Angel Haze has been calling you a cunt since before cunt-calling was cool. And yes, that’s a reference to Twitter foe Azealia Banks and what has quickly become a battle for the femme-rapping throne. Some may say Haze has a big ego, and for many reasons this could be verified as true. While Haze can be rough around the edges, there lingers somewhere on the fringe of her verse an admirable openness, and earnestness to tell a story. Perhaps this resonance has something to do with moments of gut-wrenching honesty, like her story of childhood sexual abuse in late 2012 track “Cleaning Out My Closet.” Perhaps this sincerity comes from her air of not giving a shit.
In hopes of understanding what makes Haze tick, I talked with her a few days after watching her perform in Manhattan. The power in her presence is obvious on the stage, and even more so in the industry right now. While the title of “next big female rapper” may be one proclaimed by Haze herself, she has yet to be proven wrong.
I’ve read that you used to be obsessed with Nicki Minaj, back before she blew up. What do you think of her now?
I think honestly, I really am a fan of Nicki Minaj and to really appreciate an artist, you have to understand their entirety. And I don’t know, I think she’s evolved. I still enjoy her music. I don’t have any personal vices or anything. So I think she’s pretty cool.
I’ve also heard you say that you think guys are pitting female rappers against each other because they’re intimidated, because female rappers are more interesting. Do you think this is just a fad, or do you think it’ll stick?

**Extracted data:**

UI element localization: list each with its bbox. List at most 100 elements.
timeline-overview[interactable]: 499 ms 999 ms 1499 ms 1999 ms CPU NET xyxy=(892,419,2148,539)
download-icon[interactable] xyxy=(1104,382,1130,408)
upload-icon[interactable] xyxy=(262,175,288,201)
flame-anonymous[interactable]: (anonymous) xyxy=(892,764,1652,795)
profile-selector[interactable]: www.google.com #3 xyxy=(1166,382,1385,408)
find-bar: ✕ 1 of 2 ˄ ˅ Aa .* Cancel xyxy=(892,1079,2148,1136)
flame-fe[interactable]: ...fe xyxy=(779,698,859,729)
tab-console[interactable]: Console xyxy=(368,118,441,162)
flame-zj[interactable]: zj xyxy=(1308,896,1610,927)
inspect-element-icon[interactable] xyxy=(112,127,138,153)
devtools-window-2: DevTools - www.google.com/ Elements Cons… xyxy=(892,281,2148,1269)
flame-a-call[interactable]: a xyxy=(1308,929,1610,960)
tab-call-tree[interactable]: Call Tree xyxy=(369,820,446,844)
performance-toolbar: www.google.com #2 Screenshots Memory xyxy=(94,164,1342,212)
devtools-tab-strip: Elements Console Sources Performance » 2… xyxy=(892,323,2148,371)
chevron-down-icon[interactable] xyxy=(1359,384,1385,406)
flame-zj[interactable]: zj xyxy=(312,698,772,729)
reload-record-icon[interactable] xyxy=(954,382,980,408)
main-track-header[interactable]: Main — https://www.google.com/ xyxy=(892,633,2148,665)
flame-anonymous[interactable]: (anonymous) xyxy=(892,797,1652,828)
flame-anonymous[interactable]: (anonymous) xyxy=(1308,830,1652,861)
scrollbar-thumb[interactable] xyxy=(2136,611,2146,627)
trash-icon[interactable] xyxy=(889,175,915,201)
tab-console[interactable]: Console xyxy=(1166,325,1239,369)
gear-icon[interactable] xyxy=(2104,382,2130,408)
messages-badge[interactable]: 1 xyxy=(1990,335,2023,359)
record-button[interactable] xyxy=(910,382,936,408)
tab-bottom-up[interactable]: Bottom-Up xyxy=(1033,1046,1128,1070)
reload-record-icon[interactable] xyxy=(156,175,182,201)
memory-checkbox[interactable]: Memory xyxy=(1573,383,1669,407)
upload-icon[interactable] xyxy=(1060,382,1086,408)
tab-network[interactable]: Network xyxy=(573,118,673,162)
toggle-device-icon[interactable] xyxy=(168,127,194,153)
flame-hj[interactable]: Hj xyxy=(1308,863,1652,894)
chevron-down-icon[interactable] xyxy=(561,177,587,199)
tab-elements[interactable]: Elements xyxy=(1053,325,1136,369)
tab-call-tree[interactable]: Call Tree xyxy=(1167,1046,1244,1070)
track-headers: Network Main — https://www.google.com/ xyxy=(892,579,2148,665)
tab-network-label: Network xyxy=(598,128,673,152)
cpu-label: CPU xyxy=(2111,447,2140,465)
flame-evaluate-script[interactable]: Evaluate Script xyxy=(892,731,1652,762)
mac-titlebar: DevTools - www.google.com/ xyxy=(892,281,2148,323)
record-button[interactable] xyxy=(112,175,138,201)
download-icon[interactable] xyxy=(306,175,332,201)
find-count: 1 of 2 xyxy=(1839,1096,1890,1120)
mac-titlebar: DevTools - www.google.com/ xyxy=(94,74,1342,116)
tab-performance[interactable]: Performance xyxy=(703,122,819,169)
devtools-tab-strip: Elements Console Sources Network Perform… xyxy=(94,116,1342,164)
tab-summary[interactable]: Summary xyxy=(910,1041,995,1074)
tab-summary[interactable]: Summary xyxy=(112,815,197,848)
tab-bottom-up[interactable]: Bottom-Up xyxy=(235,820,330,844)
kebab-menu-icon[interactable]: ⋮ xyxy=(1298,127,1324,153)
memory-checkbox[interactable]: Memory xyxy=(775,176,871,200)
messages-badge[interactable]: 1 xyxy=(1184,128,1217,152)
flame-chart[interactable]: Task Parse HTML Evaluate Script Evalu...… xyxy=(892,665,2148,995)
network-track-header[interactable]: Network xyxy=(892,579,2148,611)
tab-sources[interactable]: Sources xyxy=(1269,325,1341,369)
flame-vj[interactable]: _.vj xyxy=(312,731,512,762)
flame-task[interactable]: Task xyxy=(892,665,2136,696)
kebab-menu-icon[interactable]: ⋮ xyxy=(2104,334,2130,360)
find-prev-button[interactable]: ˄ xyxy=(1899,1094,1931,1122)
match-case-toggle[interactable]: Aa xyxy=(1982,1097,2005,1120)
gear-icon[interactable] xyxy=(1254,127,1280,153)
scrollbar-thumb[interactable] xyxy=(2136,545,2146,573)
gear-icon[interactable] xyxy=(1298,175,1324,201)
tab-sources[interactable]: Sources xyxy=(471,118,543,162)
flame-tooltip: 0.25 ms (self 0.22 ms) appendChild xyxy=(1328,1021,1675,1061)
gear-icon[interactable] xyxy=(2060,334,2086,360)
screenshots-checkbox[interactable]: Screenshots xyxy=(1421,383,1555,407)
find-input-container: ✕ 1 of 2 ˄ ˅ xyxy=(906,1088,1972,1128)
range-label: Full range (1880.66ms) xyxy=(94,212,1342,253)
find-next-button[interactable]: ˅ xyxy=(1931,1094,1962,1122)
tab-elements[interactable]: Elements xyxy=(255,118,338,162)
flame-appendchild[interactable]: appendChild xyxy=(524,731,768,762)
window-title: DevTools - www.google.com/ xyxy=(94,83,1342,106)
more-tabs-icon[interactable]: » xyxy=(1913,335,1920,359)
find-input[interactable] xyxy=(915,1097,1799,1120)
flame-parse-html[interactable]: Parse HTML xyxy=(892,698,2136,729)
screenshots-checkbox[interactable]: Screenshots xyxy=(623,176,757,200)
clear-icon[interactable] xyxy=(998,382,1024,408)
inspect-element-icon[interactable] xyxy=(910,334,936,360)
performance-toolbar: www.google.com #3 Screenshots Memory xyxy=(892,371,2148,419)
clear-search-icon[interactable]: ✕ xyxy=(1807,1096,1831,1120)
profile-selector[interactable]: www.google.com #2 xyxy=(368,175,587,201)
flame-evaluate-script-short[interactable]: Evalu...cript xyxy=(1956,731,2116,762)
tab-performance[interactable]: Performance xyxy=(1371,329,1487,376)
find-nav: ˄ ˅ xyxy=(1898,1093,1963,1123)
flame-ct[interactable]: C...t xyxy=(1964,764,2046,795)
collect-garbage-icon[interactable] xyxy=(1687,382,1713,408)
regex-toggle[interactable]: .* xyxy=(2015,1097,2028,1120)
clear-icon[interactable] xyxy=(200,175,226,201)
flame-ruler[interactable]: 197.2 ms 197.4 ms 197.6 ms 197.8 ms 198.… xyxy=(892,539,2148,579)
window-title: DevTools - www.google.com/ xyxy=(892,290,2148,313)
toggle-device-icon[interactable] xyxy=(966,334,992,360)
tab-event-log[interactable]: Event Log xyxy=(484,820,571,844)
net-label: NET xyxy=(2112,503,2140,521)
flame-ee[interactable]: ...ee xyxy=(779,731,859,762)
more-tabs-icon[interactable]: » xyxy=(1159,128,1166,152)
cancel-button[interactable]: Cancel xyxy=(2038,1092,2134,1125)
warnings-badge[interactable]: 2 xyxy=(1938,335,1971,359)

**What you will do:** Continue the Angel Haze interview, picking up right after its final line.

**Answer:**
I think it might be something that will get a lot of resistance, especially from female rappers that just disintegrate entirely. But if no one decides to blame, I think it’ll just kinda plague the hip hop community as it has for a while now. But hopefully, with me being an optimist, things get better.
Are there any male rappers that you think really defy that theory? Who are your favorites as far as male rappers?
I think, there are pretty much a handful who kinda defy that theory. My favorites right now though..God, this is hard. I have not listened to rap music in so long. I have though had Kendrick Lamar’s album on repeat for about two months now.
I’ve heard that, that you don’t listen to a lot of new music right now. What reason do you have for that?
Right now, it’s really just particularly because I’m in a phase of recording my own album so I try to keep it as untainted as possible and my ears as fresh as possible. It’s just a preference for me to not drown myself out and start to sound like other people. It’s important for me to kind of stay cleansed. I don’t know. It’s pretty cool. It actually works out for me.
Yeah. A lot of things probably affect you without you even realizing so it makes a lot of sense. You grew up in a very Christian community, didn’t you?
Yeah. It’s actually something I liken to a cult. It’s very true, and it’s a part of my life that I’ve I guess learned to view as more of a learning experience than something I absolutely loathe.
Do you think that affected how much you appreciated rap music as a kid, rap being one of the most controversial genres and probably most taboo to the people around you growing up?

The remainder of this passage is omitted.